(Source data)

•••••

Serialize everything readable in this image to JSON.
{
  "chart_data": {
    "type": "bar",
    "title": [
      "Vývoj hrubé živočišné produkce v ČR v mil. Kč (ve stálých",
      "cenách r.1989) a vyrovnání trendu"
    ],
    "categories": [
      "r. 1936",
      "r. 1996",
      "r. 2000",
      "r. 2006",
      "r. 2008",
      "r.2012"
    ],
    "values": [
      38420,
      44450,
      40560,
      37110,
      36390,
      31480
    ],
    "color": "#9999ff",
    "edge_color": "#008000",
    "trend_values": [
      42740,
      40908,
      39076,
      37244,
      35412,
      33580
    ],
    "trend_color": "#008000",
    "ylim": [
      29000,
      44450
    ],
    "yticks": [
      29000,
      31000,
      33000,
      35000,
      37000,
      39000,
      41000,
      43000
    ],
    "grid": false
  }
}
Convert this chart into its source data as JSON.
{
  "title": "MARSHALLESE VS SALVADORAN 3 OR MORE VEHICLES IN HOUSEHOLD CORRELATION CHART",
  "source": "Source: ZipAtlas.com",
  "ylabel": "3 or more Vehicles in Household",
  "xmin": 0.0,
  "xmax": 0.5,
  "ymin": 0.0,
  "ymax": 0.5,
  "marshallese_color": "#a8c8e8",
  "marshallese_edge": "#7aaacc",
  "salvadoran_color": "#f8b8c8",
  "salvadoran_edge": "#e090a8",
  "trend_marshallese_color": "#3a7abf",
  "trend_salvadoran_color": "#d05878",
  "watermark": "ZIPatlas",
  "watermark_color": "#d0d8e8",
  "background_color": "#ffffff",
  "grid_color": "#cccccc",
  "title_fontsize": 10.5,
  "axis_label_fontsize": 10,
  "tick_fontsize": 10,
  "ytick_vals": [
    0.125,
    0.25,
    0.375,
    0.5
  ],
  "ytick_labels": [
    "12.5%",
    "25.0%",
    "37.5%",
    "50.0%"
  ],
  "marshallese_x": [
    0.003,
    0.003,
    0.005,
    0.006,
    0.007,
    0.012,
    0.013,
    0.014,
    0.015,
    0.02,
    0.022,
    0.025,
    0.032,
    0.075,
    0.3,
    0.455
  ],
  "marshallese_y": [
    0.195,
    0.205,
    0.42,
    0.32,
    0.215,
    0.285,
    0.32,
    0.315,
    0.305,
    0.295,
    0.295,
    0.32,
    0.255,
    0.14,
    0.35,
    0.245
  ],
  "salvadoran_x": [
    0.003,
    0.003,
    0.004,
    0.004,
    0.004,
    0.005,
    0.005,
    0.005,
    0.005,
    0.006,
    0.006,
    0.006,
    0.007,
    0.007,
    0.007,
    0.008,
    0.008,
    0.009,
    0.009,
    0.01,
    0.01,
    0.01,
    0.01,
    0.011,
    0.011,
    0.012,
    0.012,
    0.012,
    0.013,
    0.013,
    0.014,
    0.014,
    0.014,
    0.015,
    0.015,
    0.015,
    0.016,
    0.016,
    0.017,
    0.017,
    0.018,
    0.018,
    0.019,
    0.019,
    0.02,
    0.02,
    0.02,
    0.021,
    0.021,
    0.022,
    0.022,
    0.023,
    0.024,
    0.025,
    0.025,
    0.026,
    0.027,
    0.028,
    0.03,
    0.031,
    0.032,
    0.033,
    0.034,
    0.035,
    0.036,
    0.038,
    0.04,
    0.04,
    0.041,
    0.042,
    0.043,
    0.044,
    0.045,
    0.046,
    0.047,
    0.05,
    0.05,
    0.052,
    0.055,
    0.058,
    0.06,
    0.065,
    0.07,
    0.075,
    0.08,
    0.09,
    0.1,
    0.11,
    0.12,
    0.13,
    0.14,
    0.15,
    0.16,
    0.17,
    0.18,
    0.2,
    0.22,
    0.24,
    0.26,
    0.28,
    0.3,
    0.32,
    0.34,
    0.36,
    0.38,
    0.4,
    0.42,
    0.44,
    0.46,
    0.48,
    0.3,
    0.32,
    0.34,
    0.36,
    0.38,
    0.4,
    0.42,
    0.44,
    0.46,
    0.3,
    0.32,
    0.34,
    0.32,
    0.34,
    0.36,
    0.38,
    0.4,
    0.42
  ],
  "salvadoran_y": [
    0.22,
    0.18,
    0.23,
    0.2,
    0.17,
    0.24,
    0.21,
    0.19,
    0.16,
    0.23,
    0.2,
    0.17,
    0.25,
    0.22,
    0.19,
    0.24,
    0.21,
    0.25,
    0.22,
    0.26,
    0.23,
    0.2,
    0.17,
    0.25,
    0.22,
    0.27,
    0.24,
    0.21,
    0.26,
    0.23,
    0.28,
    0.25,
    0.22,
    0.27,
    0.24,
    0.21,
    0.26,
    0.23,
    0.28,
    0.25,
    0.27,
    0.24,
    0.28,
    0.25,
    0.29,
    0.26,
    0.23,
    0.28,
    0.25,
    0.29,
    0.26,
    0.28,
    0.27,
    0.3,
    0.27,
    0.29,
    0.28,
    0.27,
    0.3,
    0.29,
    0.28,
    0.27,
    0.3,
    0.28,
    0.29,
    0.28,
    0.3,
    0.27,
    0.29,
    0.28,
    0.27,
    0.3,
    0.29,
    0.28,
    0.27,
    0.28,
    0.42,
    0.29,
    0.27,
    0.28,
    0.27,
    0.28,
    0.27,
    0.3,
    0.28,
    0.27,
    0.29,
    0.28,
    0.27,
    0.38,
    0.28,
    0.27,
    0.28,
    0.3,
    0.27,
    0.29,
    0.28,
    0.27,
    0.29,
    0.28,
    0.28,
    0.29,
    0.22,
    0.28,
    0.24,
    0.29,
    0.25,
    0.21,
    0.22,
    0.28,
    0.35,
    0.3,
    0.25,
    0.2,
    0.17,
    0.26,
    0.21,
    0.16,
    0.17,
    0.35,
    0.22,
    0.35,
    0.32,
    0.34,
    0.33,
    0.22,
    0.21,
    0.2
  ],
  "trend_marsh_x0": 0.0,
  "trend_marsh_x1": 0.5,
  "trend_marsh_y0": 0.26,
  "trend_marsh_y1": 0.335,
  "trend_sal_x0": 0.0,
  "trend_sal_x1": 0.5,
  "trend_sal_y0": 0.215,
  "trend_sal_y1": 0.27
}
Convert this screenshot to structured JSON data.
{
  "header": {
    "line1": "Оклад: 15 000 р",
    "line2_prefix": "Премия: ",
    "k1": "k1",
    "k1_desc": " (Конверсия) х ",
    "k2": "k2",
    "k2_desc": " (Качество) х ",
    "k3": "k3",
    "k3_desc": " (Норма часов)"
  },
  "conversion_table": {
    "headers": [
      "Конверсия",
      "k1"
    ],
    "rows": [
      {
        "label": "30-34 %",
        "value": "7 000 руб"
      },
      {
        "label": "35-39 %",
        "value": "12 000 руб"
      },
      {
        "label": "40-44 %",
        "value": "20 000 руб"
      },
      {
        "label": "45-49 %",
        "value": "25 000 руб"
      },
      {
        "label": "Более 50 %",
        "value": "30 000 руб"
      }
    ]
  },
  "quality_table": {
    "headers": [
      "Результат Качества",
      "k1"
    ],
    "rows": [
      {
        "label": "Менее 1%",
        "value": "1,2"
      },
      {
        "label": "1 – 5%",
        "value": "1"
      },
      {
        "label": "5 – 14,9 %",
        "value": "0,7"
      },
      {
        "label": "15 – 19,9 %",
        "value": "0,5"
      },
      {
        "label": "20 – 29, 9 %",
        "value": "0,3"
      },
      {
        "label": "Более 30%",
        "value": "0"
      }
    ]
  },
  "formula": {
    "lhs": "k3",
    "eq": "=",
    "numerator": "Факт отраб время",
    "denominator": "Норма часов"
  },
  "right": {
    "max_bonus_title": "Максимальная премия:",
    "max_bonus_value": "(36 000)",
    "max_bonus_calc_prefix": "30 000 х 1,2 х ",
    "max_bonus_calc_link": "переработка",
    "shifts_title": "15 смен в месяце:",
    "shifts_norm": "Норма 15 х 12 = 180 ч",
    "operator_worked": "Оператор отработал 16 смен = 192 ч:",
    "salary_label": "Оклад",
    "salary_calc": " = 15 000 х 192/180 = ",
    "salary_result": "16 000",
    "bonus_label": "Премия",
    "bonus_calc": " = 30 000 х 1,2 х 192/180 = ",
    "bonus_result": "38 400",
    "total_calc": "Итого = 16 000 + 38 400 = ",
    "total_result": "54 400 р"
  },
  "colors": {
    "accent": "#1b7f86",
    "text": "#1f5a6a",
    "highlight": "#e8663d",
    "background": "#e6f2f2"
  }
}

•••••

- [JOB]: Find the lines above holding the word "Оклад" and show them.

- [TASK RESPONSE]:
    "line1": "Оклад: 15 000 р",
    "salary_label": "Оклад",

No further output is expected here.